# Data extract
--- begin ---

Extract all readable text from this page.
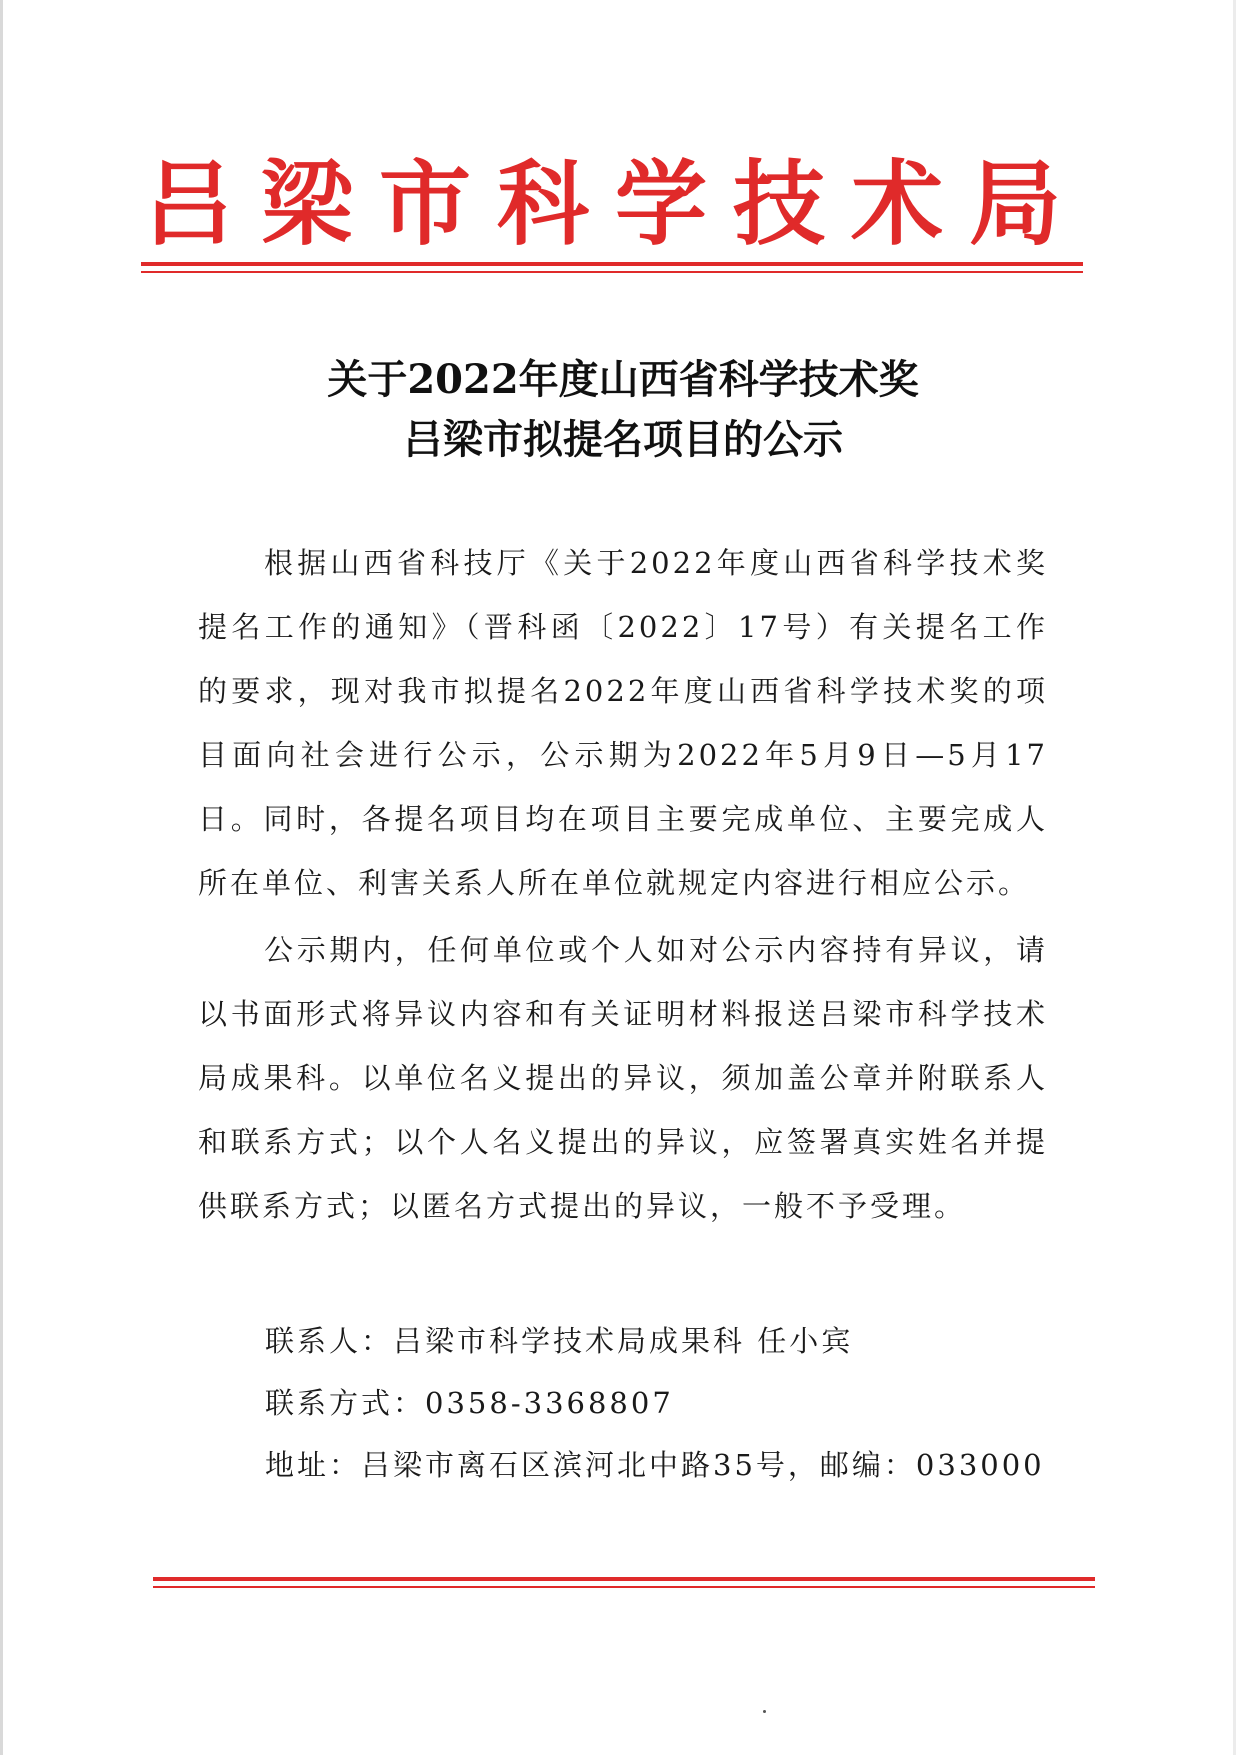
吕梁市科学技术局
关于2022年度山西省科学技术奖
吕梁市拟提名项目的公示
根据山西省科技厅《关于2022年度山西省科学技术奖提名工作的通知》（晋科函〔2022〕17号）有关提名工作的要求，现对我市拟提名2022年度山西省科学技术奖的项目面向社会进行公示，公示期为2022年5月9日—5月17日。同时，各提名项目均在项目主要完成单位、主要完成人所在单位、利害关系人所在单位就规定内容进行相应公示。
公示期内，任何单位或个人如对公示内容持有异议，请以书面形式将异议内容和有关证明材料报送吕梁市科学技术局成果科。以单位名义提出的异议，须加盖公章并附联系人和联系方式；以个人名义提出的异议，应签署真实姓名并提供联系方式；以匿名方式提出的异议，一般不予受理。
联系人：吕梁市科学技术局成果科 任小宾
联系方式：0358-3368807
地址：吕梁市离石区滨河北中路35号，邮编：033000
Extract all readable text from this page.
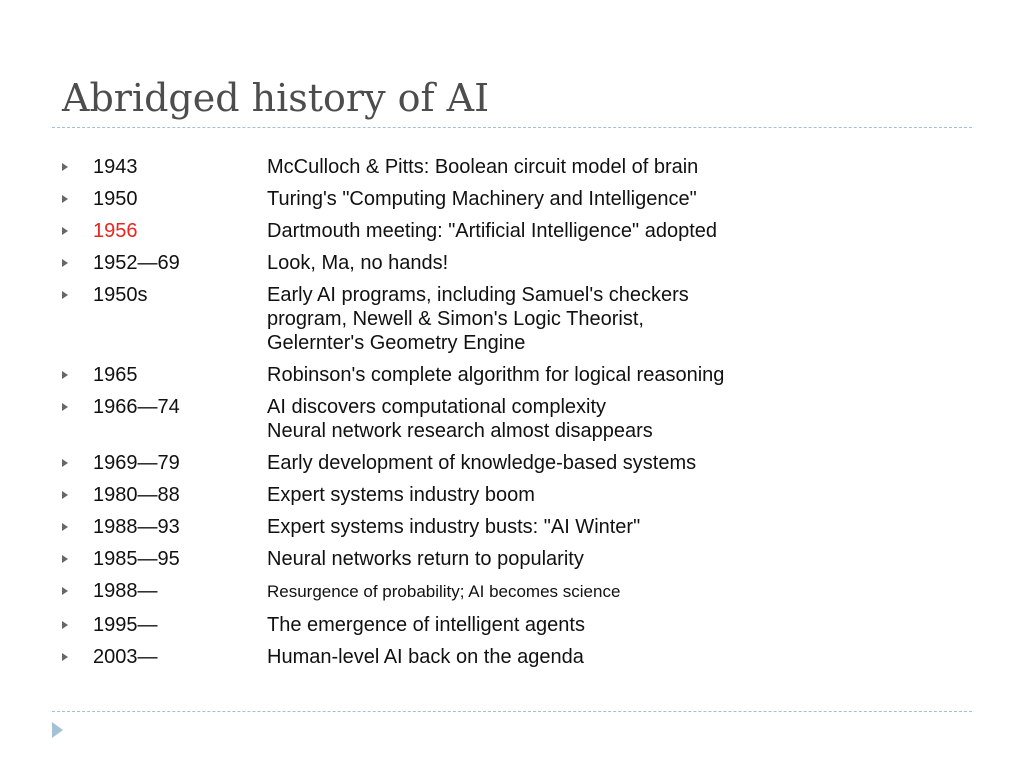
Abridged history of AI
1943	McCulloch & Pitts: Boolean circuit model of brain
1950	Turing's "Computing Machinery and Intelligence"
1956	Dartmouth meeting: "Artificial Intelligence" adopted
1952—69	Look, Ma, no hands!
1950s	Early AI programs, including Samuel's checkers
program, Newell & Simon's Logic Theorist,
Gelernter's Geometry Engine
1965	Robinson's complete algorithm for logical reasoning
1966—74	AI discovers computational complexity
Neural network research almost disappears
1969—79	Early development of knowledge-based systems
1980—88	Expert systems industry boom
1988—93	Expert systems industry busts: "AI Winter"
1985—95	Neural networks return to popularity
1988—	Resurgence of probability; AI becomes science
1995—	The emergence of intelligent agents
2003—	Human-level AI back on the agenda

--- end ---

# Work instructions
Extract each line from the listing that holds the word "Neural".

# Problem solution
Neural network research almost disappears
1985—95	Neural networks return to popularity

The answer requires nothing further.